* _Task brief_: Make an exact copy of the records, with the images left out.

════════════════

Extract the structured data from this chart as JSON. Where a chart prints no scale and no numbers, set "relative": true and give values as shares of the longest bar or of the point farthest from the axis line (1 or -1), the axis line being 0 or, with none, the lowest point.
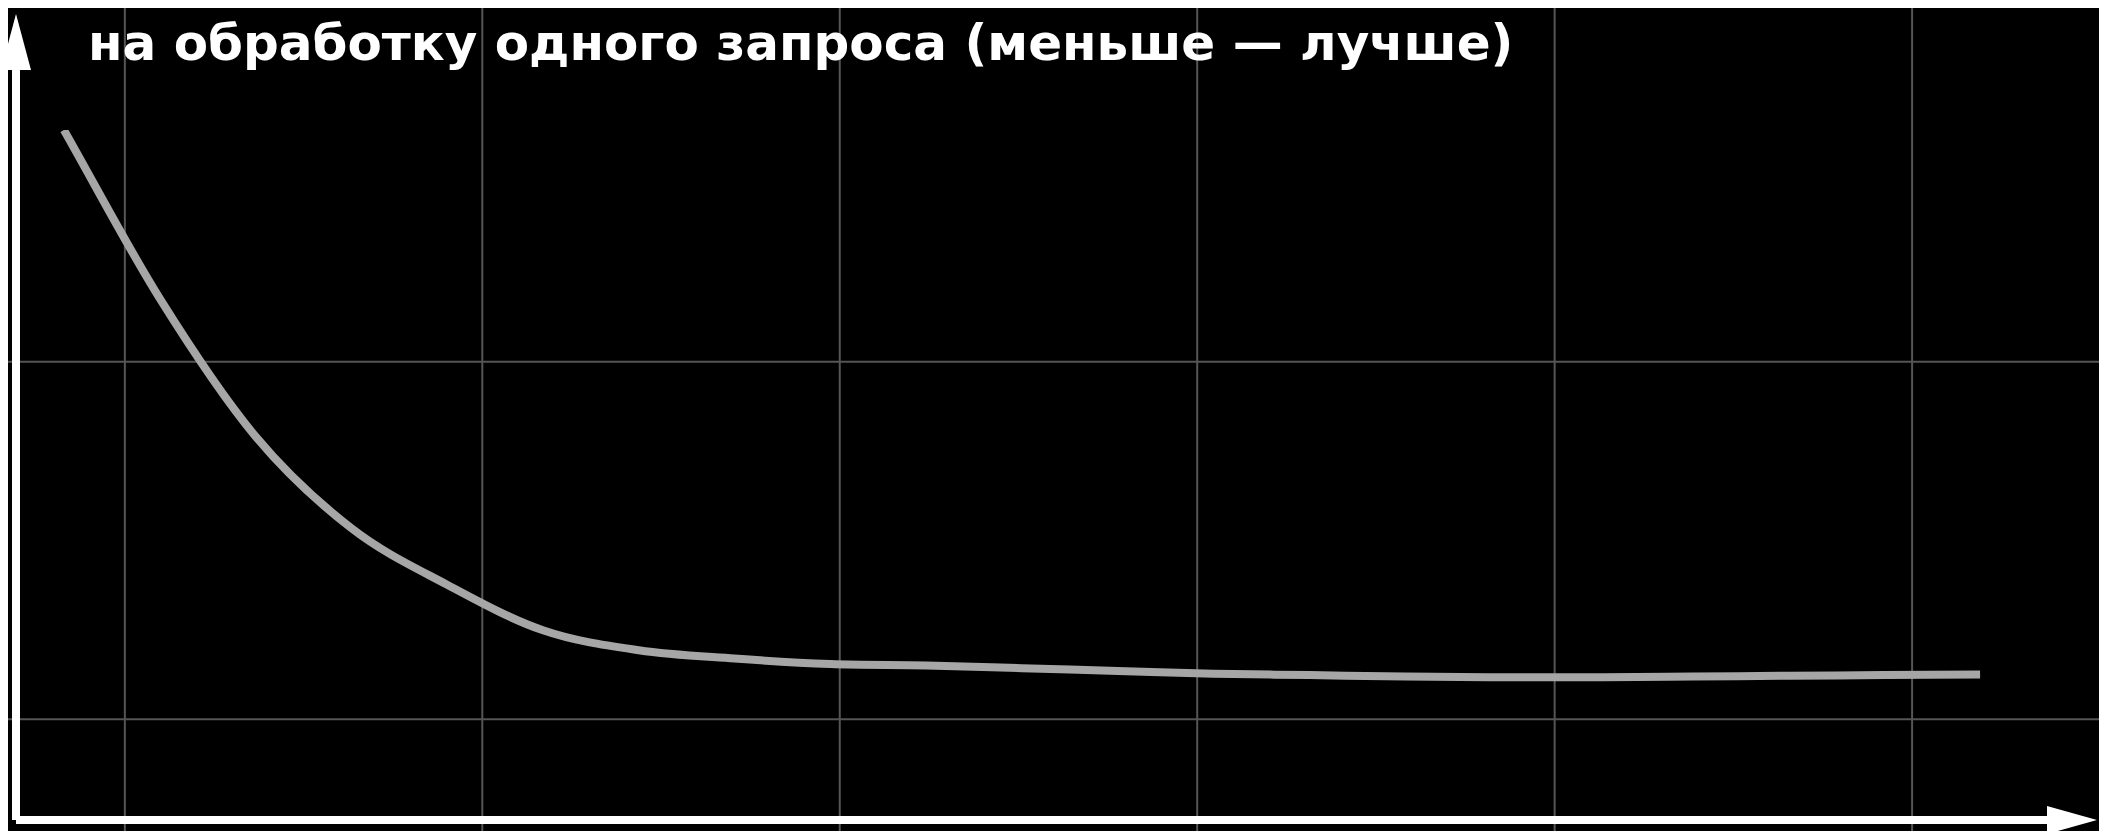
{
  "chart_data": {
    "type": "line",
    "title": "на обработку одного запроса (меньше — лучше)",
    "relative": true,
    "grid": true,
    "categories": [
      null,
      null,
      null,
      null,
      null,
      null,
      null,
      null,
      null,
      null,
      null,
      null,
      null,
      null,
      null,
      null,
      null,
      null,
      null,
      null,
      null
    ],
    "series": [
      {
        "color": "#a6a6a6",
        "values": [
          1,
          0.756,
          0.556,
          0.423,
          0.341,
          0.275,
          0.246,
          0.234,
          0.226,
          0.224,
          0.22,
          0.216,
          0.212,
          0.21,
          0.208,
          0.207,
          0.207,
          0.208,
          0.209,
          0.21,
          0.211
        ]
      }
    ]
  }
}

════════════════

* _Result_:
Extract the structured data from this chart as JSON. Where a chart prints no scale and no numbers, set "relative": true and give values as shares of the longest bar or of the point farthest from the axis line (1 or -1), the axis line being 0 or, with none, the lowest point.
{
  "chart_data": {
    "type": "line",
    "title": "на обработку одного запроса (меньше — лучше)",
    "relative": true,
    "grid": true,
    "categories": [
      null,
      null,
      null,
      null,
      null,
      null,
      null,
      null,
      null,
      null,
      null,
      null,
      null,
      null,
      null,
      null,
      null,
      null,
      null,
      null,
      null
    ],
    "series": [
      {
        "color": "#a6a6a6",
        "values": [
          1,
          0.756,
          0.556,
          0.423,
          0.341,
          0.275,
          0.246,
          0.234,
          0.226,
          0.224,
          0.22,
          0.216,
          0.212,
          0.21,
          0.208,
          0.207,
          0.207,
          0.208,
          0.209,
          0.21,
          0.211
        ]
      }
    ]
  }
}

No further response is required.